The problem: Filter the lines below, copying only those with the string "Kristi".
[Opening Record excerpts section]
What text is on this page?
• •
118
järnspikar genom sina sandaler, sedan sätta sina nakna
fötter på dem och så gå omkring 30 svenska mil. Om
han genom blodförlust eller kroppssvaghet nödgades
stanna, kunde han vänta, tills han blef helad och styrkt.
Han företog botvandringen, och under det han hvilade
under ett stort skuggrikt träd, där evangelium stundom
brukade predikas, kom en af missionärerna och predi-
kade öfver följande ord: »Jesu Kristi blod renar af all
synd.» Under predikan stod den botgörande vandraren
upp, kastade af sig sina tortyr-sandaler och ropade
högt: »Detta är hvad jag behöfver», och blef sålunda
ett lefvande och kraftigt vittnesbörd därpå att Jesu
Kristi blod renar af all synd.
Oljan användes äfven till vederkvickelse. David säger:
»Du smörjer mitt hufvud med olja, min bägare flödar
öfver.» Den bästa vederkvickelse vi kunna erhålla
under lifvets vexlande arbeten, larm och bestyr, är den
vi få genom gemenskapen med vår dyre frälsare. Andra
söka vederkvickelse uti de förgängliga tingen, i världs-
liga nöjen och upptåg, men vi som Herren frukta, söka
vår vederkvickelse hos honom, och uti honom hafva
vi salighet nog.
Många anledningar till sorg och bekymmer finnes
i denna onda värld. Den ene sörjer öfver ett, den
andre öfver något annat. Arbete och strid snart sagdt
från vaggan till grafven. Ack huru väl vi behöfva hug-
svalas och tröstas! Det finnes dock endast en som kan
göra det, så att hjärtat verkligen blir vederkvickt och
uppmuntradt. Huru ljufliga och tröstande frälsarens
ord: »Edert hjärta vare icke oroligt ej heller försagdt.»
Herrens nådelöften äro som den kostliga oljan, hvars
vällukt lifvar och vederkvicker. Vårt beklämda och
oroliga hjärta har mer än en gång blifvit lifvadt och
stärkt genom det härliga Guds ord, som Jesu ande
[Closing Record excerpts section]
Task solution:
kade öfver följande ord: »Jesu Kristi blod renar af all
Kristi blod renar af all synd.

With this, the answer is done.